• [Given instruction]: Copy out each line of the data that holds the word "JSON".
>> START Rows
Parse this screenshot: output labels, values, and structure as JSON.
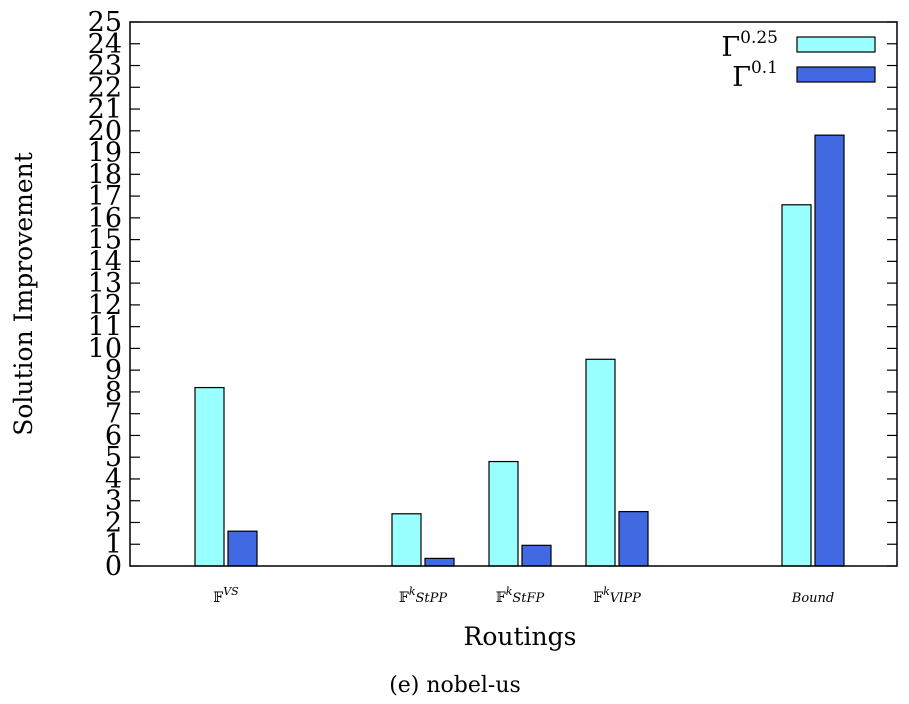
{
  "chart_data": {
    "type": "bar",
    "title": "",
    "xlabel": "Routings",
    "ylabel": "Solution Improvement",
    "caption": "(e) nobel-us",
    "ylim": [
      0,
      25
    ],
    "yticks": [
      0,
      1,
      2,
      3,
      4,
      5,
      6,
      7,
      8,
      9,
      10,
      11,
      12,
      13,
      14,
      15,
      16,
      17,
      18,
      19,
      20,
      21,
      22,
      23,
      24,
      25
    ],
    "grid": false,
    "legend_position": "top-right",
    "categories": [
      {
        "base": "𝔽",
        "sup": "VS",
        "rest": ""
      },
      {
        "base": "𝔽",
        "sup": "k",
        "rest": "StPP"
      },
      {
        "base": "𝔽",
        "sup": "k",
        "rest": "StFP"
      },
      {
        "base": "𝔽",
        "sup": "k",
        "rest": "VlPP"
      },
      {
        "base": "",
        "sup": "",
        "rest": "Bound"
      }
    ],
    "series": [
      {
        "name": "Γ",
        "name_sup": "0.25",
        "color": "#99ffff",
        "values": [
          8.2,
          2.4,
          4.8,
          9.5,
          16.6
        ]
      },
      {
        "name": "Γ",
        "name_sup": "0.1",
        "color": "#4169e1",
        "values": [
          1.6,
          0.35,
          0.95,
          2.5,
          19.8
        ]
      }
    ]
  }
}
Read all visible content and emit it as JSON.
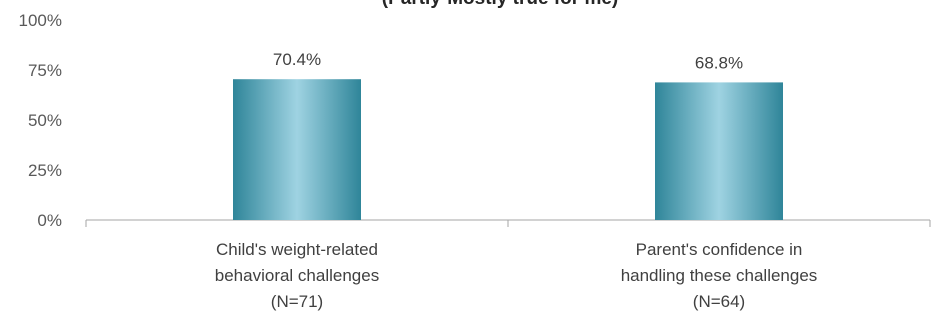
{
  "chart_data": {
    "type": "bar",
    "title": "(Partly-Mostly true for me)",
    "categories": [
      [
        "Child's weight-related",
        "behavioral challenges",
        "(N=71)"
      ],
      [
        "Parent's confidence in",
        "handling these challenges",
        "(N=64)"
      ]
    ],
    "values": [
      70.4,
      68.8
    ],
    "data_labels": [
      "70.4%",
      "68.8%"
    ],
    "ylim": [
      0,
      100
    ],
    "yticks": [
      0,
      25,
      50,
      75,
      100
    ],
    "ytick_labels": [
      "0%",
      "25%",
      "50%",
      "75%",
      "100%"
    ],
    "xlabel": "",
    "ylabel": "",
    "grid": false,
    "legend": "none",
    "colors": {
      "bar_edge": "#2f8599",
      "bar_center": "#9fd3e2",
      "axis": "#a6a6a6"
    }
  }
}
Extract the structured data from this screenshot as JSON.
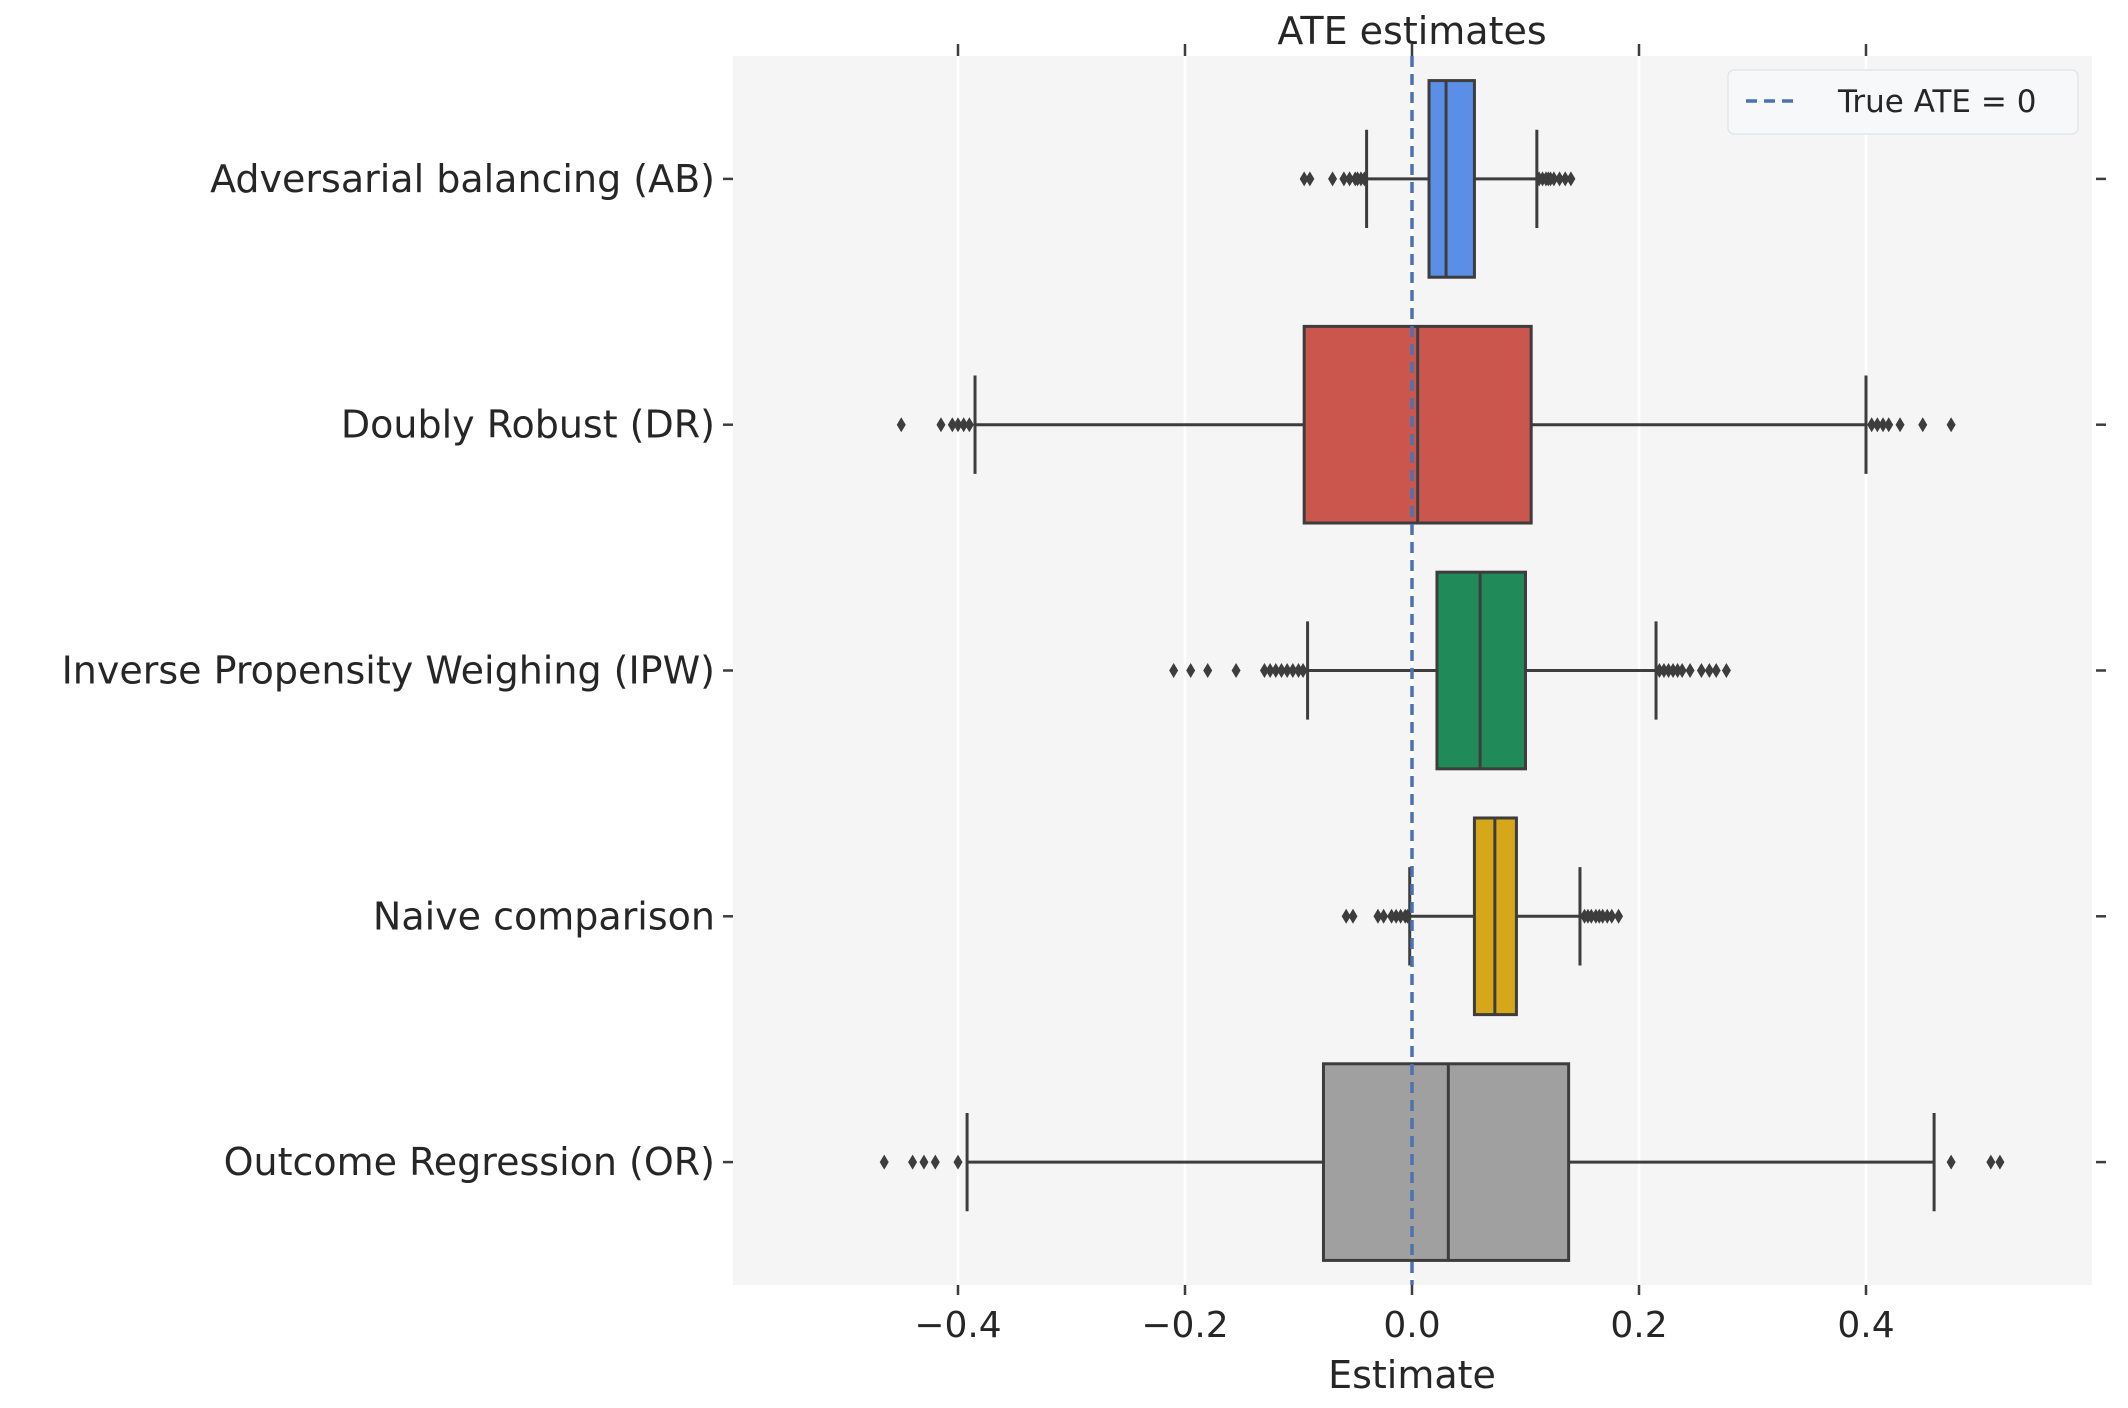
{
  "chart_data": {
    "type": "boxplot",
    "orientation": "horizontal",
    "title": "ATE estimates",
    "xlabel": "Estimate",
    "ylabel": "",
    "xlim": [
      -0.6,
      0.6
    ],
    "xticks": [
      -0.4,
      -0.2,
      0.0,
      0.2,
      0.4
    ],
    "xtick_labels": [
      "−0.4",
      "−0.2",
      "0.0",
      "0.2",
      "0.4"
    ],
    "grid": "vertical",
    "legend": {
      "position": "top-right",
      "entries": [
        {
          "label": "True ATE = 0",
          "style": "dashed",
          "color": "#4c72b0"
        }
      ]
    },
    "reference_line": {
      "x": 0.0,
      "label": "True ATE = 0",
      "color": "#4c72b0"
    },
    "series": [
      {
        "name": "Adversarial balancing (AB)",
        "color": "#5b8ee6",
        "q1": 0.015,
        "median": 0.03,
        "q3": 0.055,
        "whisker_low": -0.04,
        "whisker_high": 0.11,
        "outliers": [
          -0.095,
          -0.09,
          -0.07,
          -0.06,
          -0.055,
          -0.05,
          -0.048,
          -0.045,
          -0.042,
          0.112,
          0.115,
          0.118,
          0.12,
          0.122,
          0.125,
          0.13,
          0.135,
          0.14
        ]
      },
      {
        "name": "Doubly Robust (DR)",
        "color": "#cb564d",
        "q1": -0.095,
        "median": 0.005,
        "q3": 0.105,
        "whisker_low": -0.385,
        "whisker_high": 0.4,
        "outliers": [
          -0.45,
          -0.415,
          -0.405,
          -0.4,
          -0.395,
          -0.39,
          0.405,
          0.41,
          0.415,
          0.42,
          0.43,
          0.45,
          0.475
        ]
      },
      {
        "name": "Inverse Propensity Weighing (IPW)",
        "color": "#208b59",
        "q1": 0.022,
        "median": 0.06,
        "q3": 0.1,
        "whisker_low": -0.092,
        "whisker_high": 0.215,
        "outliers": [
          -0.21,
          -0.195,
          -0.18,
          -0.155,
          -0.13,
          -0.125,
          -0.12,
          -0.115,
          -0.11,
          -0.105,
          -0.1,
          -0.096,
          0.218,
          0.222,
          0.226,
          0.23,
          0.234,
          0.238,
          0.245,
          0.255,
          0.262,
          0.268,
          0.277
        ]
      },
      {
        "name": "Naive comparison",
        "color": "#d6a61b",
        "q1": 0.055,
        "median": 0.073,
        "q3": 0.092,
        "whisker_low": -0.002,
        "whisker_high": 0.148,
        "outliers": [
          -0.058,
          -0.052,
          -0.03,
          -0.025,
          -0.018,
          -0.014,
          -0.01,
          -0.006,
          -0.004,
          0.152,
          0.155,
          0.158,
          0.162,
          0.165,
          0.168,
          0.172,
          0.176,
          0.182
        ]
      },
      {
        "name": "Outcome Regression (OR)",
        "color": "#a0a0a0",
        "q1": -0.078,
        "median": 0.032,
        "q3": 0.138,
        "whisker_low": -0.392,
        "whisker_high": 0.46,
        "outliers": [
          -0.465,
          -0.44,
          -0.43,
          -0.42,
          -0.4,
          0.475,
          0.51,
          0.518
        ]
      }
    ]
  }
}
>> END Rows
• [Answer to this task]:
Parse this screenshot: output labels, values, and structure as JSON.
Read all visible content and emit it as JSON.
Extract the structured data from this screenshot as JSON.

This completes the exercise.